Aim of the task:
Skip the pictures and repeat each line of the data exactly.

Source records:
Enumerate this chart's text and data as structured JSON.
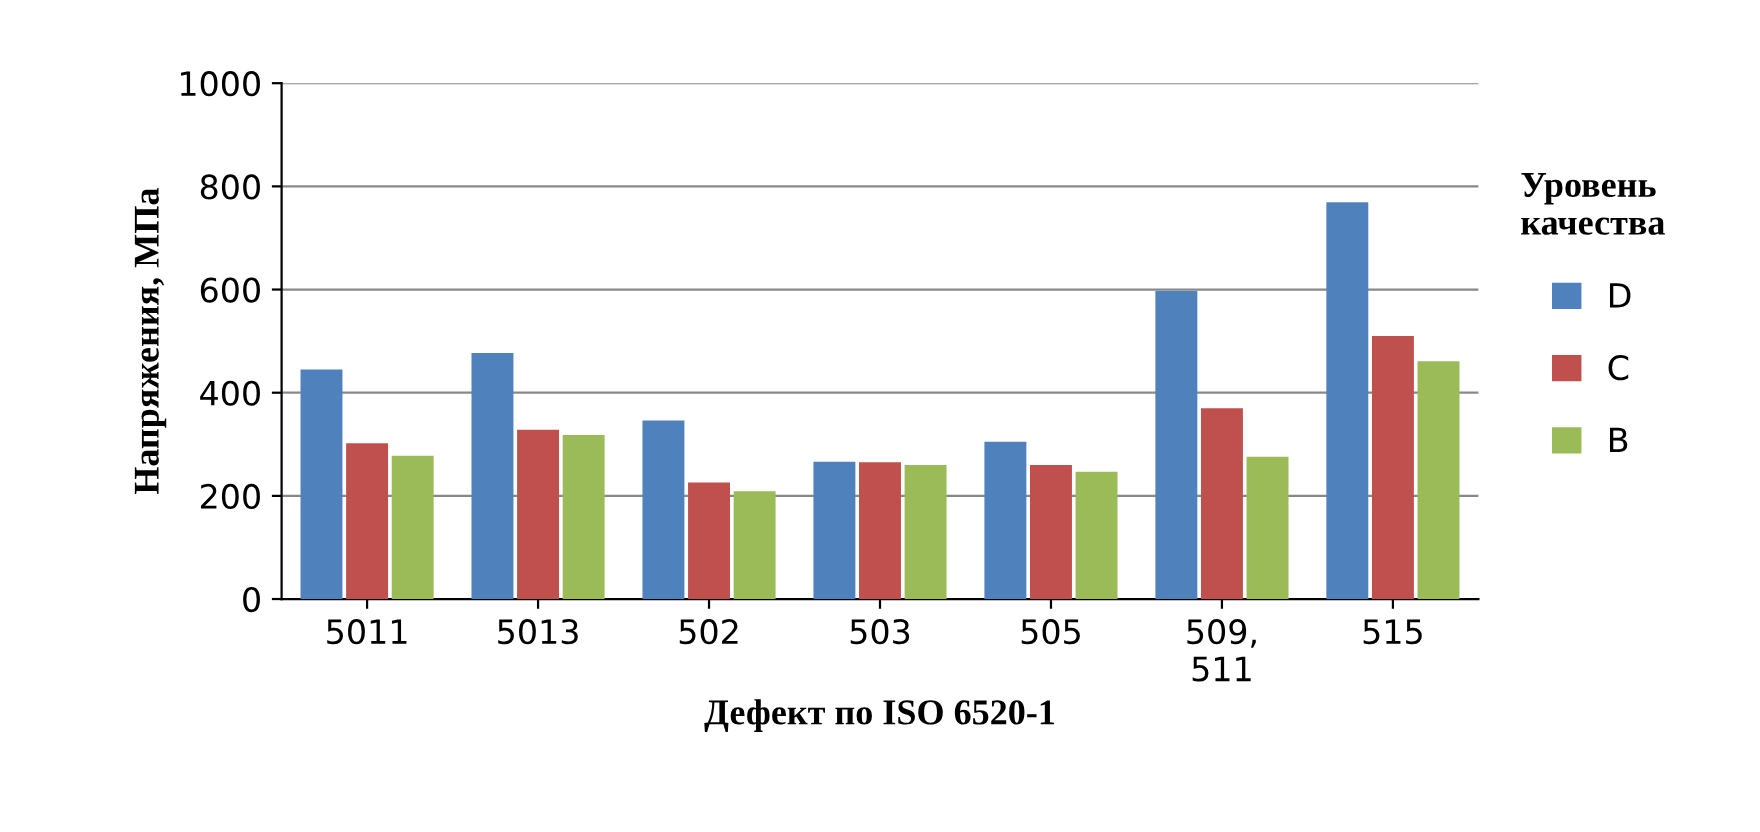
{
  "chart_data": {
    "type": "bar",
    "xlabel": "Дефект по ISO 6520-1",
    "ylabel": "Напряжения, МПа",
    "legend_title": "Уровень\nкачества",
    "categories": [
      "5011",
      "5013",
      "502",
      "503",
      "505",
      "509,\n511",
      "515"
    ],
    "series": [
      {
        "name": "D",
        "color": "#4f81bd",
        "values": [
          445,
          477,
          346,
          266,
          305,
          597,
          769
        ]
      },
      {
        "name": "C",
        "color": "#c0504d",
        "values": [
          302,
          328,
          226,
          265,
          260,
          370,
          510
        ]
      },
      {
        "name": "B",
        "color": "#9bbb59",
        "values": [
          278,
          318,
          209,
          260,
          247,
          276,
          461
        ]
      }
    ],
    "ylim": [
      0,
      1000
    ],
    "yticks": [
      0,
      200,
      400,
      600,
      800,
      1000
    ],
    "grid": "y",
    "legend": "right"
  }
}
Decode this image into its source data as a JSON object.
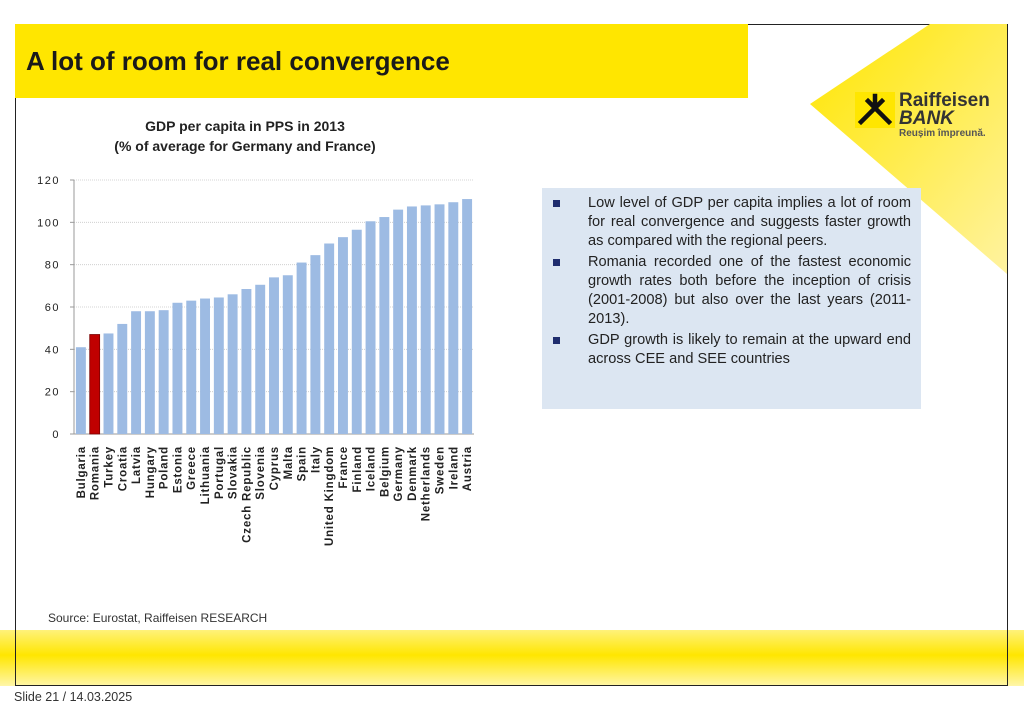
{
  "slide": {
    "title": "A lot of room for real convergence",
    "footer": "Slide 21 / 14.03.2025",
    "source": "Source: Eurostat, Raiffeisen RESEARCH"
  },
  "logo": {
    "name_line1": "Raiffeisen",
    "name_line2": "BANK",
    "tagline": "Reușim împreună."
  },
  "colors": {
    "brand_yellow": "#ffe600",
    "bar": "#9dbbe3",
    "highlight_bar": "#c00000",
    "note_bg": "#dce6f2",
    "bullet": "#1f2d6e"
  },
  "notes": [
    "Low level of GDP per capita implies a lot of room for real convergence and suggests faster growth as compared with the regional peers.",
    "Romania recorded one of the fastest economic growth rates both before the inception of crisis (2001-2008) but also over the last years (2011-2013).",
    "GDP growth is likely to remain at the upward end across CEE and SEE countries"
  ],
  "chart_data": {
    "type": "bar",
    "title_line1": "GDP per capita in PPS in 2013",
    "title_line2": "(% of average for Germany and France)",
    "xlabel": "",
    "ylabel": "",
    "ylim": [
      0,
      120
    ],
    "yticks": [
      0,
      20,
      40,
      60,
      80,
      100,
      120
    ],
    "grid": true,
    "highlight": "Romania",
    "categories": [
      "Bulgaria",
      "Romania",
      "Turkey",
      "Croatia",
      "Latvia",
      "Hungary",
      "Poland",
      "Estonia",
      "Greece",
      "Lithuania",
      "Portugal",
      "Slovakia",
      "Czech Republic",
      "Slovenia",
      "Cyprus",
      "Malta",
      "Spain",
      "Italy",
      "United Kingdom",
      "France",
      "Finland",
      "Iceland",
      "Belgium",
      "Germany",
      "Denmark",
      "Netherlands",
      "Sweden",
      "Ireland",
      "Austria"
    ],
    "values": [
      41,
      47,
      47.5,
      52,
      58,
      58,
      58.5,
      62,
      63,
      64,
      64.5,
      66,
      68.5,
      70.5,
      74,
      75,
      81,
      84.5,
      90,
      93,
      96.5,
      100.5,
      102.5,
      106,
      107.5,
      108,
      108.5,
      109.5,
      111
    ]
  }
}
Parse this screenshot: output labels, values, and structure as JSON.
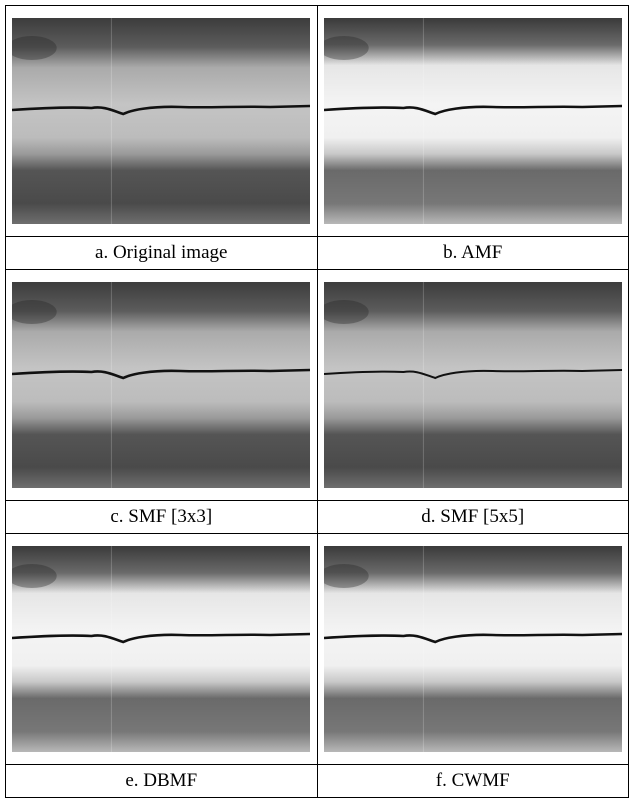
{
  "figure": {
    "panels": [
      {
        "caption": "a. Original image"
      },
      {
        "caption": "b. AMF"
      },
      {
        "caption": "c. SMF [3x3]"
      },
      {
        "caption": "d. SMF [5x5]"
      },
      {
        "caption": "e. DBMF"
      },
      {
        "caption": "f. CWMF"
      }
    ]
  }
}
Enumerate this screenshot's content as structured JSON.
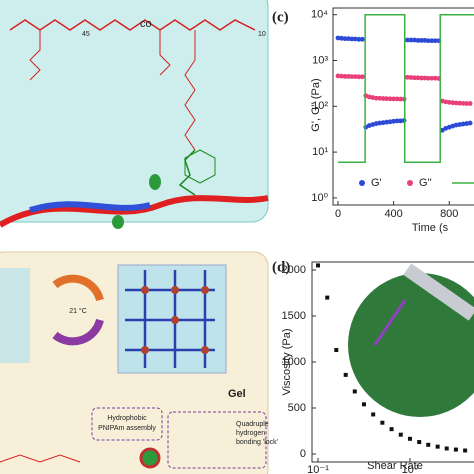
{
  "panels": {
    "a": {
      "subscript_n": "45",
      "co": "co",
      "subscript_m": "10"
    },
    "b": {
      "temperature": "21 °C",
      "gel": "Gel",
      "hydrophobic": [
        "Hydrophobic",
        "PNIPAm assembly"
      ],
      "hbond": [
        "Quadruple",
        "hydrogen",
        "bonding 'lock'"
      ]
    },
    "c": {
      "label": "(c)"
    },
    "d": {
      "label": "(d)"
    }
  },
  "chart_data": [
    {
      "type": "scatter",
      "ylabel": "G', G'' (Pa)",
      "xlabel": "Time (s",
      "yscale": "log",
      "xscale": "linear",
      "xlim": [
        -36,
        978
      ],
      "ylim": [
        0.7,
        14000
      ],
      "xticks": [
        0,
        400,
        800
      ],
      "yticks": [
        {
          "value": 1,
          "label": "10⁰"
        },
        {
          "value": 10,
          "label": "10¹"
        },
        {
          "value": 100,
          "label": "10²"
        },
        {
          "value": 1000,
          "label": "10³"
        },
        {
          "value": 10000,
          "label": "10⁴"
        }
      ],
      "x": [
        0,
        25,
        50,
        75,
        100,
        125,
        150,
        175,
        200,
        225,
        250,
        275,
        300,
        325,
        350,
        375,
        400,
        425,
        450,
        475,
        500,
        525,
        550,
        575,
        600,
        625,
        650,
        675,
        700,
        725,
        750,
        775,
        800,
        825,
        850,
        875,
        900,
        925,
        950
      ],
      "series": [
        {
          "name": "G'",
          "color": "#2d4ad6",
          "values": [
            3100,
            3050,
            3000,
            3000,
            2950,
            2950,
            2900,
            2900,
            35,
            38,
            40,
            42,
            43,
            44,
            45,
            46,
            47,
            48,
            48,
            49,
            2800,
            2800,
            2800,
            2750,
            2750,
            2750,
            2700,
            2700,
            2700,
            2700,
            30,
            33,
            35,
            37,
            39,
            40,
            41,
            42,
            43
          ]
        },
        {
          "name": "G''",
          "color": "#e8407a",
          "values": [
            460,
            455,
            450,
            450,
            445,
            445,
            440,
            440,
            170,
            160,
            155,
            150,
            150,
            148,
            147,
            146,
            145,
            145,
            144,
            143,
            430,
            425,
            420,
            420,
            415,
            415,
            410,
            410,
            410,
            405,
            130,
            125,
            122,
            120,
            118,
            117,
            116,
            115,
            115
          ]
        },
        {
          "color": "#3cb043",
          "x": [
            0,
            195,
            195,
            480,
            480,
            735,
            735,
            978
          ],
          "values": [
            6,
            6,
            10000,
            10000,
            6,
            6,
            10000,
            10000
          ]
        }
      ]
    },
    {
      "type": "scatter",
      "ylabel": "Viscosity (Pa)",
      "xlabel": "Shear Rate",
      "yscale": "linear",
      "xscale": "log",
      "xlim": [
        0.086,
        4.97
      ],
      "ylim": [
        -87,
        2087
      ],
      "yticks": [
        0,
        500,
        1000,
        1500,
        2000
      ],
      "xticks": [
        {
          "value": 0.1,
          "label": "10⁻¹"
        },
        {
          "value": 1,
          "label": "10⁰"
        }
      ],
      "x": [
        0.1,
        0.126,
        0.158,
        0.2,
        0.251,
        0.316,
        0.398,
        0.501,
        0.631,
        0.794,
        1.0,
        1.26,
        1.58,
        2.0,
        2.51,
        3.16,
        3.98
      ],
      "series": [
        {
          "color": "#111111",
          "values": [
            2050,
            1700,
            1130,
            860,
            680,
            540,
            430,
            340,
            270,
            210,
            165,
            130,
            100,
            80,
            60,
            48,
            38
          ]
        }
      ]
    }
  ]
}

Exercise result:
Enumerate this chart's text and data as structured JSON.
{
  "chart_data": {
    "type": "bar",
    "xlabel": "Дефект по ISO 6520-1",
    "ylabel": "Напряжения, МПа",
    "legend_title": "Уровень\nкачества",
    "categories": [
      "5011",
      "5013",
      "502",
      "503",
      "505",
      "509,\n511",
      "515"
    ],
    "series": [
      {
        "name": "D",
        "color": "#4f81bd",
        "values": [
          445,
          477,
          346,
          266,
          305,
          597,
          769
        ]
      },
      {
        "name": "C",
        "color": "#c0504d",
        "values": [
          302,
          328,
          226,
          265,
          260,
          370,
          510
        ]
      },
      {
        "name": "B",
        "color": "#9bbb59",
        "values": [
          278,
          318,
          209,
          260,
          247,
          276,
          461
        ]
      }
    ],
    "ylim": [
      0,
      1000
    ],
    "yticks": [
      0,
      200,
      400,
      600,
      800,
      1000
    ],
    "grid": "y",
    "legend": "right"
  }
}
Decode this image into its source data as a JSON object.
{
  "slide": {
    "title": "A lot of room for real convergence",
    "footer": "Slide 21 / 14.03.2025",
    "source": "Source: Eurostat, Raiffeisen RESEARCH"
  },
  "logo": {
    "name_line1": "Raiffeisen",
    "name_line2": "BANK",
    "tagline": "Reușim împreună."
  },
  "colors": {
    "brand_yellow": "#ffe600",
    "bar": "#9dbbe3",
    "highlight_bar": "#c00000",
    "note_bg": "#dce6f2",
    "bullet": "#1f2d6e"
  },
  "notes": [
    "Low level of GDP per capita implies a lot of room for real convergence and suggests faster growth as compared with the regional peers.",
    "Romania recorded one of the fastest economic growth rates both before the inception of crisis (2001-2008) but also over the last years (2011-2013).",
    "GDP growth is likely to remain at the upward end across CEE and SEE countries"
  ],
  "chart_data": {
    "type": "bar",
    "title_line1": "GDP per capita in PPS in 2013",
    "title_line2": "(% of average for Germany and France)",
    "xlabel": "",
    "ylabel": "",
    "ylim": [
      0,
      120
    ],
    "yticks": [
      0,
      20,
      40,
      60,
      80,
      100,
      120
    ],
    "grid": true,
    "highlight": "Romania",
    "categories": [
      "Bulgaria",
      "Romania",
      "Turkey",
      "Croatia",
      "Latvia",
      "Hungary",
      "Poland",
      "Estonia",
      "Greece",
      "Lithuania",
      "Portugal",
      "Slovakia",
      "Czech Republic",
      "Slovenia",
      "Cyprus",
      "Malta",
      "Spain",
      "Italy",
      "United Kingdom",
      "France",
      "Finland",
      "Iceland",
      "Belgium",
      "Germany",
      "Denmark",
      "Netherlands",
      "Sweden",
      "Ireland",
      "Austria"
    ],
    "values": [
      41,
      47,
      47.5,
      52,
      58,
      58,
      58.5,
      62,
      63,
      64,
      64.5,
      66,
      68.5,
      70.5,
      74,
      75,
      81,
      84.5,
      90,
      93,
      96.5,
      100.5,
      102.5,
      106,
      107.5,
      108,
      108.5,
      109.5,
      111
    ]
  }
}
Parse this screenshot: output labels, values, and structure as JSON.
{
  "figure": {
    "panels": [
      {
        "caption": "a. Original image"
      },
      {
        "caption": "b. AMF"
      },
      {
        "caption": "c. SMF [3x3]"
      },
      {
        "caption": "d. SMF [5x5]"
      },
      {
        "caption": "e. DBMF"
      },
      {
        "caption": "f. CWMF"
      }
    ]
  }
}
Enumerate this screenshot's content as structured JSON.
{
  "panels": {
    "a": {
      "subscript_n": "45",
      "co": "co",
      "subscript_m": "10"
    },
    "b": {
      "temperature": "21 °C",
      "gel": "Gel",
      "hydrophobic": [
        "Hydrophobic",
        "PNIPAm assembly"
      ],
      "hbond": [
        "Quadruple",
        "hydrogen",
        "bonding 'lock'"
      ]
    },
    "c": {
      "label": "(c)"
    },
    "d": {
      "label": "(d)"
    }
  },
  "chart_data": [
    {
      "type": "scatter",
      "ylabel": "G', G'' (Pa)",
      "xlabel": "Time (s",
      "yscale": "log",
      "xscale": "linear",
      "xlim": [
        -36,
        978
      ],
      "ylim": [
        0.7,
        14000
      ],
      "xticks": [
        0,
        400,
        800
      ],
      "yticks": [
        {
          "value": 1,
          "label": "10⁰"
        },
        {
          "value": 10,
          "label": "10¹"
        },
        {
          "value": 100,
          "label": "10²"
        },
        {
          "value": 1000,
          "label": "10³"
        },
        {
          "value": 10000,
          "label": "10⁴"
        }
      ],
      "x": [
        0,
        25,
        50,
        75,
        100,
        125,
        150,
        175,
        200,
        225,
        250,
        275,
        300,
        325,
        350,
        375,
        400,
        425,
        450,
        475,
        500,
        525,
        550,
        575,
        600,
        625,
        650,
        675,
        700,
        725,
        750,
        775,
        800,
        825,
        850,
        875,
        900,
        925,
        950
      ],
      "series": [
        {
          "name": "G'",
          "color": "#2d4ad6",
          "values": [
            3100,
            3050,
            3000,
            3000,
            2950,
            2950,
            2900,
            2900,
            35,
            38,
            40,
            42,
            43,
            44,
            45,
            46,
            47,
            48,
            48,
            49,
            2800,
            2800,
            2800,
            2750,
            2750,
            2750,
            2700,
            2700,
            2700,
            2700,
            30,
            33,
            35,
            37,
            39,
            40,
            41,
            42,
            43
          ]
        },
        {
          "name": "G''",
          "color": "#e8407a",
          "values": [
            460,
            455,
            450,
            450,
            445,
            445,
            440,
            440,
            170,
            160,
            155,
            150,
            150,
            148,
            147,
            146,
            145,
            145,
            144,
            143,
            430,
            425,
            420,
            420,
            415,
            415,
            410,
            410,
            410,
            405,
            130,
            125,
            122,
            120,
            118,
            117,
            116,
            115,
            115
          ]
        },
        {
          "color": "#3cb043",
          "x": [
            0,
            195,
            195,
            480,
            480,
            735,
            735,
            978
          ],
          "values": [
            6,
            6,
            10000,
            10000,
            6,
            6,
            10000,
            10000
          ]
        }
      ]
    },
    {
      "type": "scatter",
      "ylabel": "Viscosity (Pa)",
      "xlabel": "Shear Rate",
      "yscale": "linear",
      "xscale": "log",
      "xlim": [
        0.086,
        4.97
      ],
      "ylim": [
        -87,
        2087
      ],
      "yticks": [
        0,
        500,
        1000,
        1500,
        2000
      ],
      "xticks": [
        {
          "value": 0.1,
          "label": "10⁻¹"
        },
        {
          "value": 1,
          "label": "10⁰"
        }
      ],
      "x": [
        0.1,
        0.126,
        0.158,
        0.2,
        0.251,
        0.316,
        0.398,
        0.501,
        0.631,
        0.794,
        1.0,
        1.26,
        1.58,
        2.0,
        2.51,
        3.16,
        3.98
      ],
      "series": [
        {
          "color": "#111111",
          "values": [
            2050,
            1700,
            1130,
            860,
            680,
            540,
            430,
            340,
            270,
            210,
            165,
            130,
            100,
            80,
            60,
            48,
            38
          ]
        }
      ]
    }
  ]
}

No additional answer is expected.